[Stored data entries]
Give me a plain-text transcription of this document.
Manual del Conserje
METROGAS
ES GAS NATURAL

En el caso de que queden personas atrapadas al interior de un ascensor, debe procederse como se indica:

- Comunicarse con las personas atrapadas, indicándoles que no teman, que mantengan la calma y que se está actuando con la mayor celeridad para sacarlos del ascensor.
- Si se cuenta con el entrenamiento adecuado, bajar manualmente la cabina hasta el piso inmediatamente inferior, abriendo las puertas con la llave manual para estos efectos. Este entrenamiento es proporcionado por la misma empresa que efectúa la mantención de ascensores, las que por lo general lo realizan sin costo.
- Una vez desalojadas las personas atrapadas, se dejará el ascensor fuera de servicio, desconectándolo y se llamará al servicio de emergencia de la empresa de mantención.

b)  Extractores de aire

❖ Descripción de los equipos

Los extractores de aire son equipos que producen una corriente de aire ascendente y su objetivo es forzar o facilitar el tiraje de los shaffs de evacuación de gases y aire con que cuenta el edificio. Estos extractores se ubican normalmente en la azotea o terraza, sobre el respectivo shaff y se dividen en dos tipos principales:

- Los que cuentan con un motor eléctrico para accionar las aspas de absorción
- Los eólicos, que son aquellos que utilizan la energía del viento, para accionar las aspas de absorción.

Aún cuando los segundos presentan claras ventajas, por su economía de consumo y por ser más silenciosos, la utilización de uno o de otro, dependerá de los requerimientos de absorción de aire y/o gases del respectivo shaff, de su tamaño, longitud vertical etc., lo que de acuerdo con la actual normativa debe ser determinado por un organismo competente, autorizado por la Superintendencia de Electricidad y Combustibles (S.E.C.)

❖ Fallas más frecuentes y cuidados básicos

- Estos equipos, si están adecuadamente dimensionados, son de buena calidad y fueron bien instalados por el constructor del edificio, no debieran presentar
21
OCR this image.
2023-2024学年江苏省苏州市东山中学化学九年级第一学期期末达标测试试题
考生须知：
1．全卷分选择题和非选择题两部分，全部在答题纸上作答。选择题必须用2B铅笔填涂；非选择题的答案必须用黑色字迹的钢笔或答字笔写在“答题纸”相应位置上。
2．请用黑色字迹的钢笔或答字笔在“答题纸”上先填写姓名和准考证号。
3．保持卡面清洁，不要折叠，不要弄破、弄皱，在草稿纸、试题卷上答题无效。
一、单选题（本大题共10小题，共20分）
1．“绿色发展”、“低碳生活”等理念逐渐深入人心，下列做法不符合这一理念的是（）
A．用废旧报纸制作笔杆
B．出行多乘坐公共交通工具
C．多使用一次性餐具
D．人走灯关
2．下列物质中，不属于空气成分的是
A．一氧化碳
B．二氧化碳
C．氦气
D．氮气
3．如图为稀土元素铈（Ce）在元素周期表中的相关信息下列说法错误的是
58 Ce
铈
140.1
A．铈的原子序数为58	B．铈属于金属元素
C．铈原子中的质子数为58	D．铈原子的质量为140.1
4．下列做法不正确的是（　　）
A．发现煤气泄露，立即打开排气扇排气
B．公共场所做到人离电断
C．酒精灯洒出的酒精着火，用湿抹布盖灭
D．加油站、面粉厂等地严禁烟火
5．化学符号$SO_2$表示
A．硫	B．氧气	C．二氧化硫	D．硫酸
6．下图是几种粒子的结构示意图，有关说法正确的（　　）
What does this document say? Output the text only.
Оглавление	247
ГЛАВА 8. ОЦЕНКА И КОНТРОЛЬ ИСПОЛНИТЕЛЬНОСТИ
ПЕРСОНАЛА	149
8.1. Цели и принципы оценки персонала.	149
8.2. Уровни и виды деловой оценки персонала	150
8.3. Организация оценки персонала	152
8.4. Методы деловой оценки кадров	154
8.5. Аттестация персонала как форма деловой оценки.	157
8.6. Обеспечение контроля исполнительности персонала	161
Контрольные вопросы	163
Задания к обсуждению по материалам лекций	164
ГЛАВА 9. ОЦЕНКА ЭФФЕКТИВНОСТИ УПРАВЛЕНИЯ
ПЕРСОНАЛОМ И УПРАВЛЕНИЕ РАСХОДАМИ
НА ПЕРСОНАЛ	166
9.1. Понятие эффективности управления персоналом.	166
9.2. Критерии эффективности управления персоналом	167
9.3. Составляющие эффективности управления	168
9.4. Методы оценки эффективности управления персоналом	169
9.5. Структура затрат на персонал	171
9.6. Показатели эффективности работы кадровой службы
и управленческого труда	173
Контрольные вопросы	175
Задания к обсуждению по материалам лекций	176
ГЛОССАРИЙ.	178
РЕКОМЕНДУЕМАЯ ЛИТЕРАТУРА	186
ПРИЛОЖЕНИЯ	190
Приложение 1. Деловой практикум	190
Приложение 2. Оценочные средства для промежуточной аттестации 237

*Task directions*:
Copy out the full set of records precisely, leaving nothing out.

*The solution*:
Give me a plain-text transcription of this document.
Manual del Conserje
METROGAS
ES GAS NATURAL

En el caso de que queden personas atrapadas al interior de un ascensor, debe procederse como se indica:

- Comunicarse con las personas atrapadas, indicándoles que no teman, que mantengan la calma y que se está actuando con la mayor celeridad para sacarlos del ascensor.
- Si se cuenta con el entrenamiento adecuado, bajar manualmente la cabina hasta el piso inmediatamente inferior, abriendo las puertas con la llave manual para estos efectos. Este entrenamiento es proporcionado por la misma empresa que efectúa la mantención de ascensores, las que por lo general lo realizan sin costo.
- Una vez desalojadas las personas atrapadas, se dejará el ascensor fuera de servicio, desconectándolo y se llamará al servicio de emergencia de la empresa de mantención.

b)  Extractores de aire

❖ Descripción de los equipos

Los extractores de aire son equipos que producen una corriente de aire ascendente y su objetivo es forzar o facilitar el tiraje de los shaffs de evacuación de gases y aire con que cuenta el edificio. Estos extractores se ubican normalmente en la azotea o terraza, sobre el respectivo shaff y se dividen en dos tipos principales:

- Los que cuentan con un motor eléctrico para accionar las aspas de absorción
- Los eólicos, que son aquellos que utilizan la energía del viento, para accionar las aspas de absorción.

Aún cuando los segundos presentan claras ventajas, por su economía de consumo y por ser más silenciosos, la utilización de uno o de otro, dependerá de los requerimientos de absorción de aire y/o gases del respectivo shaff, de su tamaño, longitud vertical etc., lo que de acuerdo con la actual normativa debe ser determinado por un organismo competente, autorizado por la Superintendencia de Electricidad y Combustibles (S.E.C.)

❖ Fallas más frecuentes y cuidados básicos

- Estos equipos, si están adecuadamente dimensionados, son de buena calidad y fueron bien instalados por el constructor del edificio, no debieran presentar
21
OCR this image.
2023-2024学年江苏省苏州市东山中学化学九年级第一学期期末达标测试试题
考生须知：
1．全卷分选择题和非选择题两部分，全部在答题纸上作答。选择题必须用2B铅笔填涂；非选择题的答案必须用黑色字迹的钢笔或答字笔写在“答题纸”相应位置上。
2．请用黑色字迹的钢笔或答字笔在“答题纸”上先填写姓名和准考证号。
3．保持卡面清洁，不要折叠，不要弄破、弄皱，在草稿纸、试题卷上答题无效。
一、单选题（本大题共10小题，共20分）
1．“绿色发展”、“低碳生活”等理念逐渐深入人心，下列做法不符合这一理念的是（）
A．用废旧报纸制作笔杆
B．出行多乘坐公共交通工具
C．多使用一次性餐具
D．人走灯关
2．下列物质中，不属于空气成分的是
A．一氧化碳
B．二氧化碳
C．氦气
D．氮气
3．如图为稀土元素铈（Ce）在元素周期表中的相关信息下列说法错误的是
58 Ce
铈
140.1
A．铈的原子序数为58	B．铈属于金属元素
C．铈原子中的质子数为58	D．铈原子的质量为140.1
4．下列做法不正确的是（　　）
A．发现煤气泄露，立即打开排气扇排气
B．公共场所做到人离电断
C．酒精灯洒出的酒精着火，用湿抹布盖灭
D．加油站、面粉厂等地严禁烟火
5．化学符号$SO_2$表示
A．硫	B．氧气	C．二氧化硫	D．硫酸
6．下图是几种粒子的结构示意图，有关说法正确的（　　）
What does this document say? Output the text only.
Оглавление	247
ГЛАВА 8. ОЦЕНКА И КОНТРОЛЬ ИСПОЛНИТЕЛЬНОСТИ
ПЕРСОНАЛА	149
8.1. Цели и принципы оценки персонала.	149
8.2. Уровни и виды деловой оценки персонала	150
8.3. Организация оценки персонала	152
8.4. Методы деловой оценки кадров	154
8.5. Аттестация персонала как форма деловой оценки.	157
8.6. Обеспечение контроля исполнительности персонала	161
Контрольные вопросы	163
Задания к обсуждению по материалам лекций	164
ГЛАВА 9. ОЦЕНКА ЭФФЕКТИВНОСТИ УПРАВЛЕНИЯ
ПЕРСОНАЛОМ И УПРАВЛЕНИЕ РАСХОДАМИ
НА ПЕРСОНАЛ	166
9.1. Понятие эффективности управления персоналом.	166
9.2. Критерии эффективности управления персоналом	167
9.3. Составляющие эффективности управления	168
9.4. Методы оценки эффективности управления персоналом	169
9.5. Структура затрат на персонал	171
9.6. Показатели эффективности работы кадровой службы
и управленческого труда	173
Контрольные вопросы	175
Задания к обсуждению по материалам лекций	176
ГЛОССАРИЙ.	178
РЕКОМЕНДУЕМАЯ ЛИТЕРАТУРА	186
ПРИЛОЖЕНИЯ	190
Приложение 1. Деловой практикум	190
Приложение 2. Оценочные средства для промежуточной аттестации 237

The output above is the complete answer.